**Chart and figure data**

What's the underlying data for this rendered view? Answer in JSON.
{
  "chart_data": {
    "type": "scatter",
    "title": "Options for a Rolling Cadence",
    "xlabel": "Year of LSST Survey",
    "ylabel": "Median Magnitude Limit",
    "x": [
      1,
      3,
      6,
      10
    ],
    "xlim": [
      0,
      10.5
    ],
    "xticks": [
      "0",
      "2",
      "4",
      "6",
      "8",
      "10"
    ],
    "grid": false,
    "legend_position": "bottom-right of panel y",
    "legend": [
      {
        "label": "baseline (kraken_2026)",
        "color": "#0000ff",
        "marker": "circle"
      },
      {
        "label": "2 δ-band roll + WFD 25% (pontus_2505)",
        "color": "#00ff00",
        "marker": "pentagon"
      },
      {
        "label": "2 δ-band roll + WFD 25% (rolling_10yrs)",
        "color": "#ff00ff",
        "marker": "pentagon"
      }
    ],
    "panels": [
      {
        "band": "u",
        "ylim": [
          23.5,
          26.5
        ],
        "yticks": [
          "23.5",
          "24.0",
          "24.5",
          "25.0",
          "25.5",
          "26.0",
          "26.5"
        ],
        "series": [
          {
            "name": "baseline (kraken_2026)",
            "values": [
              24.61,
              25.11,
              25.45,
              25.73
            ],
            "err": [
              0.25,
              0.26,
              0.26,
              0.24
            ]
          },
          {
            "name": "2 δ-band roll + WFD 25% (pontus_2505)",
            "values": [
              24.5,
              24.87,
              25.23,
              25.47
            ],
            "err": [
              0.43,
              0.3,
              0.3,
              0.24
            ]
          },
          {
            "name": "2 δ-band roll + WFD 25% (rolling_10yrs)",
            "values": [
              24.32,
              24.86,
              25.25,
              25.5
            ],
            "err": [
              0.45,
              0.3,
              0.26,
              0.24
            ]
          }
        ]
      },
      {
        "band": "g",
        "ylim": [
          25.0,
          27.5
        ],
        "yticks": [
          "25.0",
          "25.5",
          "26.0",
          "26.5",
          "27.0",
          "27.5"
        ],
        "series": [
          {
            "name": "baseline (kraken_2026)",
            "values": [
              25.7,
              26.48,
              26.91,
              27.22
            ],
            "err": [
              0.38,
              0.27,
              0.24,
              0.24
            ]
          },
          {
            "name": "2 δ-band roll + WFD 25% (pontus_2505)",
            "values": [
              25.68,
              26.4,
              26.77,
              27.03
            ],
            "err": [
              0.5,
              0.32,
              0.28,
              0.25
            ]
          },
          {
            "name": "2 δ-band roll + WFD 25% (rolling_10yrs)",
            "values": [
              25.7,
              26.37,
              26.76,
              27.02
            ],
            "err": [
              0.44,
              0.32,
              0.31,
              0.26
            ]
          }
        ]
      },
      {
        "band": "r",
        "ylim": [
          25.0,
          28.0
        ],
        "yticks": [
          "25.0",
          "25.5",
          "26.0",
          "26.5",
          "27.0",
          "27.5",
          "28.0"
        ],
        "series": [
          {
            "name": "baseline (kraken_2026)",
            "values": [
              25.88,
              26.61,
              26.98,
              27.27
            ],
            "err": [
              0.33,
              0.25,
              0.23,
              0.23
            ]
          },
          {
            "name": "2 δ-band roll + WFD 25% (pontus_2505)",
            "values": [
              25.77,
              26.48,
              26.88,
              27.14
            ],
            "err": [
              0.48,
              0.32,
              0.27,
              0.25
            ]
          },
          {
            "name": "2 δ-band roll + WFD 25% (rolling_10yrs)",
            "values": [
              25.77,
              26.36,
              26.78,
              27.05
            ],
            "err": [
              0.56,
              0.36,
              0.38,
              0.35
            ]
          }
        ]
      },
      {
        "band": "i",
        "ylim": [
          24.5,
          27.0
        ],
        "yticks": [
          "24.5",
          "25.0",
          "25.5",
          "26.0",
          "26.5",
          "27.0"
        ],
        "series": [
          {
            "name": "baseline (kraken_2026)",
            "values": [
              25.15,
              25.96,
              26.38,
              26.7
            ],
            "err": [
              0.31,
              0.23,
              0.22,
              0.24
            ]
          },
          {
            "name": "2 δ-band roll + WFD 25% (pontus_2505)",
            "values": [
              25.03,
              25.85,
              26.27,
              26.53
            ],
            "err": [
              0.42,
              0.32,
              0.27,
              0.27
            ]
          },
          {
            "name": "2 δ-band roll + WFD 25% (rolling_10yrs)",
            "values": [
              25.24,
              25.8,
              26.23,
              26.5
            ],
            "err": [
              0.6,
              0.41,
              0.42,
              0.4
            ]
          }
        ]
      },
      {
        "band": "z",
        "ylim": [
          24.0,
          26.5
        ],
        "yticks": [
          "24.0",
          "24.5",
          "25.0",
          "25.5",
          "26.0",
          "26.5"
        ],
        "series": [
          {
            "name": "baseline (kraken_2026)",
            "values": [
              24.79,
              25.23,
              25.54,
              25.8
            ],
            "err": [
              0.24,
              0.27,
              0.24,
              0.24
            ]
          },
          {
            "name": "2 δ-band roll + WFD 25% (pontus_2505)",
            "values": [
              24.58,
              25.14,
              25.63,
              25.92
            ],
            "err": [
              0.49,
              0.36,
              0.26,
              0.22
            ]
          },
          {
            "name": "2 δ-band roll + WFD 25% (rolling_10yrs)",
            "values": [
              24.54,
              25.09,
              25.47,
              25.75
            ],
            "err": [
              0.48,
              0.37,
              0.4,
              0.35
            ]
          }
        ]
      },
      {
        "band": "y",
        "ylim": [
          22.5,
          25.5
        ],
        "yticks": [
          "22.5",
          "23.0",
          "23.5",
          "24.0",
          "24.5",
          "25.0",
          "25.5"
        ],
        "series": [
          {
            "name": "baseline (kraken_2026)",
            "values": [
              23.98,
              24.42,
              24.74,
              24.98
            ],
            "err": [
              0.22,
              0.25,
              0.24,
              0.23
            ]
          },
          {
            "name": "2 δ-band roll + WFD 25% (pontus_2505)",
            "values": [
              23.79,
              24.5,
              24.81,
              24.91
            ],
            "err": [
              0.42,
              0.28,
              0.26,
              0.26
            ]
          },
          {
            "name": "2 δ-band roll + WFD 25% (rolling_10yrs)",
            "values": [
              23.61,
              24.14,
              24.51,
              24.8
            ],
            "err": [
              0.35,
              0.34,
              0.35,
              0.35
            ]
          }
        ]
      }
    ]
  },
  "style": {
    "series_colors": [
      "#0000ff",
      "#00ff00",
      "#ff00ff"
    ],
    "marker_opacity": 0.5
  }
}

**Stated goal**
Output the entries exactly.

**Exercise output**
What's the underlying data for this rendered view? Answer in JSON.
{
  "chart_data": {
    "type": "scatter",
    "title": "Options for a Rolling Cadence",
    "xlabel": "Year of LSST Survey",
    "ylabel": "Median Magnitude Limit",
    "x": [
      1,
      3,
      6,
      10
    ],
    "xlim": [
      0,
      10.5
    ],
    "xticks": [
      "0",
      "2",
      "4",
      "6",
      "8",
      "10"
    ],
    "grid": false,
    "legend_position": "bottom-right of panel y",
    "legend": [
      {
        "label": "baseline (kraken_2026)",
        "color": "#0000ff",
        "marker": "circle"
      },
      {
        "label": "2 δ-band roll + WFD 25% (pontus_2505)",
        "color": "#00ff00",
        "marker": "pentagon"
      },
      {
        "label": "2 δ-band roll + WFD 25% (rolling_10yrs)",
        "color": "#ff00ff",
        "marker": "pentagon"
      }
    ],
    "panels": [
      {
        "band": "u",
        "ylim": [
          23.5,
          26.5
        ],
        "yticks": [
          "23.5",
          "24.0",
          "24.5",
          "25.0",
          "25.5",
          "26.0",
          "26.5"
        ],
        "series": [
          {
            "name": "baseline (kraken_2026)",
            "values": [
              24.61,
              25.11,
              25.45,
              25.73
            ],
            "err": [
              0.25,
              0.26,
              0.26,
              0.24
            ]
          },
          {
            "name": "2 δ-band roll + WFD 25% (pontus_2505)",
            "values": [
              24.5,
              24.87,
              25.23,
              25.47
            ],
            "err": [
              0.43,
              0.3,
              0.3,
              0.24
            ]
          },
          {
            "name": "2 δ-band roll + WFD 25% (rolling_10yrs)",
            "values": [
              24.32,
              24.86,
              25.25,
              25.5
            ],
            "err": [
              0.45,
              0.3,
              0.26,
              0.24
            ]
          }
        ]
      },
      {
        "band": "g",
        "ylim": [
          25.0,
          27.5
        ],
        "yticks": [
          "25.0",
          "25.5",
          "26.0",
          "26.5",
          "27.0",
          "27.5"
        ],
        "series": [
          {
            "name": "baseline (kraken_2026)",
            "values": [
              25.7,
              26.48,
              26.91,
              27.22
            ],
            "err": [
              0.38,
              0.27,
              0.24,
              0.24
            ]
          },
          {
            "name": "2 δ-band roll + WFD 25% (pontus_2505)",
            "values": [
              25.68,
              26.4,
              26.77,
              27.03
            ],
            "err": [
              0.5,
              0.32,
              0.28,
              0.25
            ]
          },
          {
            "name": "2 δ-band roll + WFD 25% (rolling_10yrs)",
            "values": [
              25.7,
              26.37,
              26.76,
              27.02
            ],
            "err": [
              0.44,
              0.32,
              0.31,
              0.26
            ]
          }
        ]
      },
      {
        "band": "r",
        "ylim": [
          25.0,
          28.0
        ],
        "yticks": [
          "25.0",
          "25.5",
          "26.0",
          "26.5",
          "27.0",
          "27.5",
          "28.0"
        ],
        "series": [
          {
            "name": "baseline (kraken_2026)",
            "values": [
              25.88,
              26.61,
              26.98,
              27.27
            ],
            "err": [
              0.33,
              0.25,
              0.23,
              0.23
            ]
          },
          {
            "name": "2 δ-band roll + WFD 25% (pontus_2505)",
            "values": [
              25.77,
              26.48,
              26.88,
              27.14
            ],
            "err": [
              0.48,
              0.32,
              0.27,
              0.25
            ]
          },
          {
            "name": "2 δ-band roll + WFD 25% (rolling_10yrs)",
            "values": [
              25.77,
              26.36,
              26.78,
              27.05
            ],
            "err": [
              0.56,
              0.36,
              0.38,
              0.35
            ]
          }
        ]
      },
      {
        "band": "i",
        "ylim": [
          24.5,
          27.0
        ],
        "yticks": [
          "24.5",
          "25.0",
          "25.5",
          "26.0",
          "26.5",
          "27.0"
        ],
        "series": [
          {
            "name": "baseline (kraken_2026)",
            "values": [
              25.15,
              25.96,
              26.38,
              26.7
            ],
            "err": [
              0.31,
              0.23,
              0.22,
              0.24
            ]
          },
          {
            "name": "2 δ-band roll + WFD 25% (pontus_2505)",
            "values": [
              25.03,
              25.85,
              26.27,
              26.53
            ],
            "err": [
              0.42,
              0.32,
              0.27,
              0.27
            ]
          },
          {
            "name": "2 δ-band roll + WFD 25% (rolling_10yrs)",
            "values": [
              25.24,
              25.8,
              26.23,
              26.5
            ],
            "err": [
              0.6,
              0.41,
              0.42,
              0.4
            ]
          }
        ]
      },
      {
        "band": "z",
        "ylim": [
          24.0,
          26.5
        ],
        "yticks": [
          "24.0",
          "24.5",
          "25.0",
          "25.5",
          "26.0",
          "26.5"
        ],
        "series": [
          {
            "name": "baseline (kraken_2026)",
            "values": [
              24.79,
              25.23,
              25.54,
              25.8
            ],
            "err": [
              0.24,
              0.27,
              0.24,
              0.24
            ]
          },
          {
            "name": "2 δ-band roll + WFD 25% (pontus_2505)",
            "values": [
              24.58,
              25.14,
              25.63,
              25.92
            ],
            "err": [
              0.49,
              0.36,
              0.26,
              0.22
            ]
          },
          {
            "name": "2 δ-band roll + WFD 25% (rolling_10yrs)",
            "values": [
              24.54,
              25.09,
              25.47,
              25.75
            ],
            "err": [
              0.48,
              0.37,
              0.4,
              0.35
            ]
          }
        ]
      },
      {
        "band": "y",
        "ylim": [
          22.5,
          25.5
        ],
        "yticks": [
          "22.5",
          "23.0",
          "23.5",
          "24.0",
          "24.5",
          "25.0",
          "25.5"
        ],
        "series": [
          {
            "name": "baseline (kraken_2026)",
            "values": [
              23.98,
              24.42,
              24.74,
              24.98
            ],
            "err": [
              0.22,
              0.25,
              0.24,
              0.23
            ]
          },
          {
            "name": "2 δ-band roll + WFD 25% (pontus_2505)",
            "values": [
              23.79,
              24.5,
              24.81,
              24.91
            ],
            "err": [
              0.42,
              0.28,
              0.26,
              0.26
            ]
          },
          {
            "name": "2 δ-band roll + WFD 25% (rolling_10yrs)",
            "values": [
              23.61,
              24.14,
              24.51,
              24.8
            ],
            "err": [
              0.35,
              0.34,
              0.35,
              0.35
            ]
          }
        ]
      }
    ]
  },
  "style": {
    "series_colors": [
      "#0000ff",
      "#00ff00",
      "#ff00ff"
    ],
    "marker_opacity": 0.5
  }
}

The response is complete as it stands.